[Start Provided data]

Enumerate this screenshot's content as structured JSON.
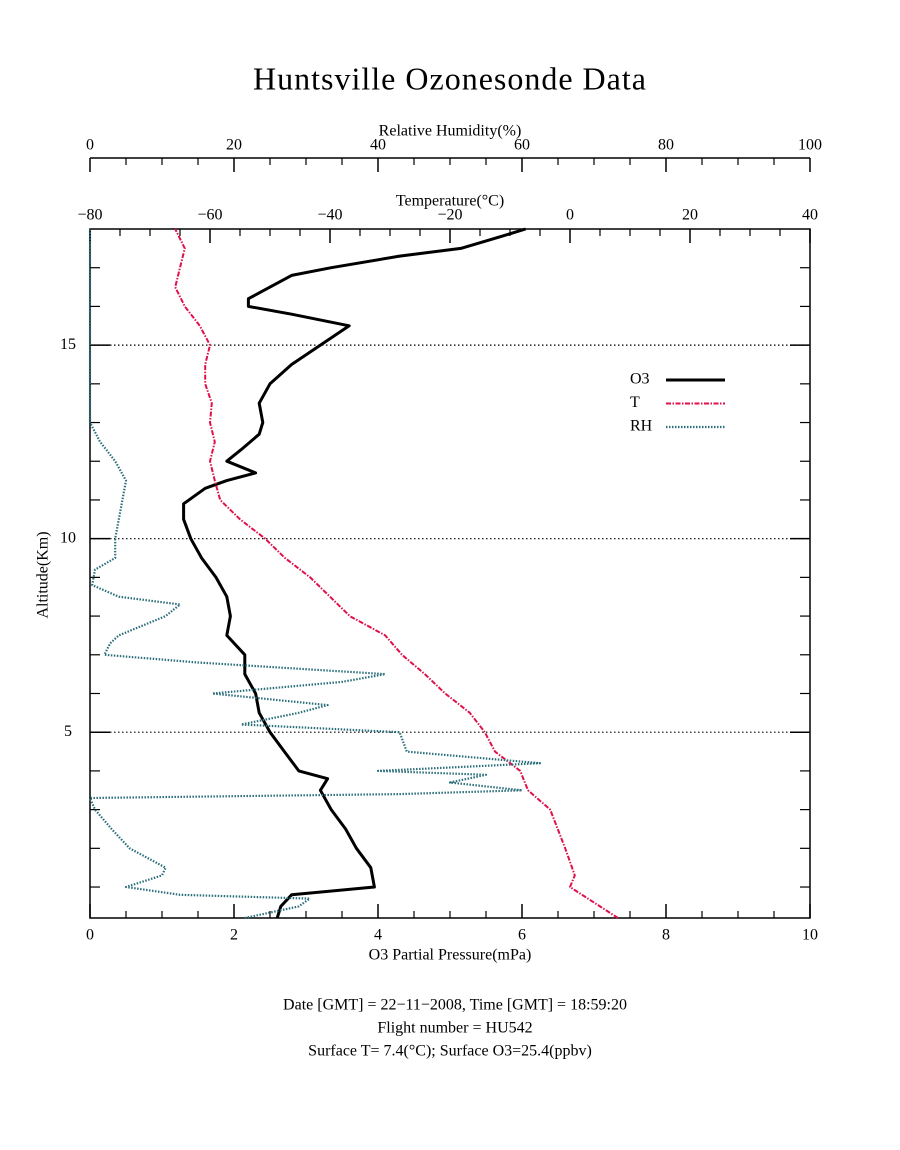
{
  "chart_data": {
    "type": "line",
    "title": "Huntsville Ozonesonde Data",
    "xlabel": "O3 Partial Pressure(mPa)",
    "x2label": "Temperature(°C)",
    "x3label": "Relative Humidity(%)",
    "ylabel": "Altitude(Km)",
    "xlim": [
      0,
      10
    ],
    "xticks": [
      0,
      2,
      4,
      6,
      8,
      10
    ],
    "xminorticks": [
      0.5,
      1,
      1.5,
      2.5,
      3,
      3.5,
      4.5,
      5,
      5.5,
      6.5,
      7,
      7.5,
      8.5,
      9,
      9.5
    ],
    "x2lim": [
      -80,
      40
    ],
    "x2ticks": [
      {
        "value": -80,
        "label": "−80"
      },
      {
        "value": -60,
        "label": "−60"
      },
      {
        "value": -40,
        "label": "−40"
      },
      {
        "value": -20,
        "label": "−20"
      },
      0,
      20,
      40
    ],
    "x2minorticks": [
      -75,
      -70,
      -65,
      -55,
      -50,
      -45,
      -35,
      -30,
      -25,
      -15,
      -10,
      -5,
      5,
      10,
      15,
      25,
      30,
      35
    ],
    "x3lim": [
      0,
      100
    ],
    "x3ticks": [
      0,
      20,
      40,
      60,
      80,
      100
    ],
    "x3minorticks": [
      5,
      10,
      15,
      25,
      30,
      35,
      45,
      50,
      55,
      65,
      70,
      75,
      85,
      90,
      95
    ],
    "ylim": [
      0.2,
      18
    ],
    "yticks": [
      5,
      10,
      15
    ],
    "yminorticks": [
      1,
      2,
      3,
      4,
      6,
      7,
      8,
      9,
      11,
      12,
      13,
      14,
      16,
      17
    ],
    "grid": true,
    "legend": "right",
    "series": [
      {
        "name": "O3",
        "color": "#000000",
        "axis": "x",
        "altitude": [
          0.2,
          0.5,
          0.8,
          1.0,
          1.5,
          2,
          2.5,
          3,
          3.5,
          3.8,
          4.0,
          4.5,
          5,
          5.5,
          6,
          6.5,
          7,
          7.5,
          8,
          8.5,
          9,
          9.5,
          10,
          10.5,
          10.9,
          11.3,
          11.5,
          11.7,
          12,
          12.3,
          12.7,
          13,
          13.5,
          14,
          14.5,
          15,
          15.5,
          15.8,
          16,
          16.2,
          16.5,
          16.8,
          17,
          17.3,
          17.5,
          17.8,
          18
        ],
        "values": [
          2.6,
          2.65,
          2.8,
          3.95,
          3.9,
          3.7,
          3.55,
          3.35,
          3.2,
          3.3,
          2.9,
          2.7,
          2.5,
          2.35,
          2.3,
          2.15,
          2.15,
          1.9,
          1.95,
          1.9,
          1.75,
          1.55,
          1.4,
          1.3,
          1.3,
          1.6,
          1.9,
          2.3,
          1.9,
          2.1,
          2.35,
          2.4,
          2.35,
          2.5,
          2.8,
          3.2,
          3.6,
          2.8,
          2.2,
          2.2,
          2.5,
          2.8,
          3.35,
          4.3,
          5.15,
          5.7,
          6.05
        ]
      },
      {
        "name": "T",
        "color": "#e0104a",
        "axis": "x2",
        "altitude": [
          0.2,
          0.5,
          1.0,
          1.3,
          2,
          3,
          3.5,
          4,
          4.5,
          5,
          5.5,
          6,
          6.5,
          7,
          7.5,
          8,
          8.5,
          9,
          9.5,
          10,
          10.5,
          11,
          11.5,
          12,
          12.5,
          13,
          13.5,
          14,
          14.5,
          15,
          15.5,
          16,
          16.5,
          17,
          17.5,
          18
        ],
        "values": [
          8.0,
          5,
          0,
          0.8,
          -0.8,
          -3.3,
          -7,
          -8.3,
          -12.5,
          -14.2,
          -16.7,
          -20.8,
          -24.2,
          -28,
          -30.8,
          -36.7,
          -40,
          -43.3,
          -47.5,
          -50.8,
          -55,
          -58.3,
          -59.2,
          -60,
          -59.2,
          -60,
          -59.7,
          -60.8,
          -60.8,
          -60,
          -61.7,
          -64.2,
          -65.8,
          -65,
          -64.2,
          -65.8
        ]
      },
      {
        "name": "RH",
        "color": "#2a6e7a",
        "axis": "x3",
        "altitude": [
          0.2,
          0.5,
          0.7,
          0.8,
          1.0,
          1.3,
          1.5,
          2,
          2.5,
          3,
          3.3,
          3.4,
          3.5,
          3.7,
          3.9,
          4.0,
          4.2,
          4.5,
          5,
          5.2,
          5.5,
          5.7,
          6.0,
          6.3,
          6.5,
          6.8,
          7,
          7.3,
          7.5,
          8,
          8.3,
          8.5,
          8.8,
          9.2,
          9.5,
          10,
          10.5,
          11,
          11.5,
          12,
          12.5,
          13,
          15,
          18
        ],
        "values": [
          21.5,
          29,
          30.5,
          12.5,
          5,
          10,
          10.5,
          5.5,
          3,
          0.7,
          0,
          43,
          60,
          50,
          55,
          40,
          62.5,
          44,
          43,
          21,
          29,
          33,
          17,
          35,
          41,
          15,
          2,
          2.8,
          4,
          10.5,
          12.5,
          4,
          0.3,
          0.7,
          3.5,
          3.5,
          4,
          4.5,
          5,
          3.5,
          1.4,
          0,
          0,
          0
        ]
      }
    ],
    "footer": [
      "Date [GMT] = 22−11−2008,  Time [GMT] = 18:59:20",
      "Flight number = HU542",
      "Surface T= 7.4(°C); Surface O3=25.4(ppbv)"
    ]
  }
}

[End Provided data]

Given exercise: Reproduce all of the material exactly, apart from the pictures.

Problem solution:
Enumerate this screenshot's content as structured JSON.
{
  "chart_data": {
    "type": "line",
    "title": "Huntsville Ozonesonde Data",
    "xlabel": "O3 Partial Pressure(mPa)",
    "x2label": "Temperature(°C)",
    "x3label": "Relative Humidity(%)",
    "ylabel": "Altitude(Km)",
    "xlim": [
      0,
      10
    ],
    "xticks": [
      0,
      2,
      4,
      6,
      8,
      10
    ],
    "xminorticks": [
      0.5,
      1,
      1.5,
      2.5,
      3,
      3.5,
      4.5,
      5,
      5.5,
      6.5,
      7,
      7.5,
      8.5,
      9,
      9.5
    ],
    "x2lim": [
      -80,
      40
    ],
    "x2ticks": [
      {
        "value": -80,
        "label": "−80"
      },
      {
        "value": -60,
        "label": "−60"
      },
      {
        "value": -40,
        "label": "−40"
      },
      {
        "value": -20,
        "label": "−20"
      },
      0,
      20,
      40
    ],
    "x2minorticks": [
      -75,
      -70,
      -65,
      -55,
      -50,
      -45,
      -35,
      -30,
      -25,
      -15,
      -10,
      -5,
      5,
      10,
      15,
      25,
      30,
      35
    ],
    "x3lim": [
      0,
      100
    ],
    "x3ticks": [
      0,
      20,
      40,
      60,
      80,
      100
    ],
    "x3minorticks": [
      5,
      10,
      15,
      25,
      30,
      35,
      45,
      50,
      55,
      65,
      70,
      75,
      85,
      90,
      95
    ],
    "ylim": [
      0.2,
      18
    ],
    "yticks": [
      5,
      10,
      15
    ],
    "yminorticks": [
      1,
      2,
      3,
      4,
      6,
      7,
      8,
      9,
      11,
      12,
      13,
      14,
      16,
      17
    ],
    "grid": true,
    "legend": "right",
    "series": [
      {
        "name": "O3",
        "color": "#000000",
        "axis": "x",
        "altitude": [
          0.2,
          0.5,
          0.8,
          1.0,
          1.5,
          2,
          2.5,
          3,
          3.5,
          3.8,
          4.0,
          4.5,
          5,
          5.5,
          6,
          6.5,
          7,
          7.5,
          8,
          8.5,
          9,
          9.5,
          10,
          10.5,
          10.9,
          11.3,
          11.5,
          11.7,
          12,
          12.3,
          12.7,
          13,
          13.5,
          14,
          14.5,
          15,
          15.5,
          15.8,
          16,
          16.2,
          16.5,
          16.8,
          17,
          17.3,
          17.5,
          17.8,
          18
        ],
        "values": [
          2.6,
          2.65,
          2.8,
          3.95,
          3.9,
          3.7,
          3.55,
          3.35,
          3.2,
          3.3,
          2.9,
          2.7,
          2.5,
          2.35,
          2.3,
          2.15,
          2.15,
          1.9,
          1.95,
          1.9,
          1.75,
          1.55,
          1.4,
          1.3,
          1.3,
          1.6,
          1.9,
          2.3,
          1.9,
          2.1,
          2.35,
          2.4,
          2.35,
          2.5,
          2.8,
          3.2,
          3.6,
          2.8,
          2.2,
          2.2,
          2.5,
          2.8,
          3.35,
          4.3,
          5.15,
          5.7,
          6.05
        ]
      },
      {
        "name": "T",
        "color": "#e0104a",
        "axis": "x2",
        "altitude": [
          0.2,
          0.5,
          1.0,
          1.3,
          2,
          3,
          3.5,
          4,
          4.5,
          5,
          5.5,
          6,
          6.5,
          7,
          7.5,
          8,
          8.5,
          9,
          9.5,
          10,
          10.5,
          11,
          11.5,
          12,
          12.5,
          13,
          13.5,
          14,
          14.5,
          15,
          15.5,
          16,
          16.5,
          17,
          17.5,
          18
        ],
        "values": [
          8.0,
          5,
          0,
          0.8,
          -0.8,
          -3.3,
          -7,
          -8.3,
          -12.5,
          -14.2,
          -16.7,
          -20.8,
          -24.2,
          -28,
          -30.8,
          -36.7,
          -40,
          -43.3,
          -47.5,
          -50.8,
          -55,
          -58.3,
          -59.2,
          -60,
          -59.2,
          -60,
          -59.7,
          -60.8,
          -60.8,
          -60,
          -61.7,
          -64.2,
          -65.8,
          -65,
          -64.2,
          -65.8
        ]
      },
      {
        "name": "RH",
        "color": "#2a6e7a",
        "axis": "x3",
        "altitude": [
          0.2,
          0.5,
          0.7,
          0.8,
          1.0,
          1.3,
          1.5,
          2,
          2.5,
          3,
          3.3,
          3.4,
          3.5,
          3.7,
          3.9,
          4.0,
          4.2,
          4.5,
          5,
          5.2,
          5.5,
          5.7,
          6.0,
          6.3,
          6.5,
          6.8,
          7,
          7.3,
          7.5,
          8,
          8.3,
          8.5,
          8.8,
          9.2,
          9.5,
          10,
          10.5,
          11,
          11.5,
          12,
          12.5,
          13,
          15,
          18
        ],
        "values": [
          21.5,
          29,
          30.5,
          12.5,
          5,
          10,
          10.5,
          5.5,
          3,
          0.7,
          0,
          43,
          60,
          50,
          55,
          40,
          62.5,
          44,
          43,
          21,
          29,
          33,
          17,
          35,
          41,
          15,
          2,
          2.8,
          4,
          10.5,
          12.5,
          4,
          0.3,
          0.7,
          3.5,
          3.5,
          4,
          4.5,
          5,
          3.5,
          1.4,
          0,
          0,
          0
        ]
      }
    ],
    "footer": [
      "Date [GMT] = 22−11−2008,  Time [GMT] = 18:59:20",
      "Flight number = HU542",
      "Surface T= 7.4(°C); Surface O3=25.4(ppbv)"
    ]
  }
}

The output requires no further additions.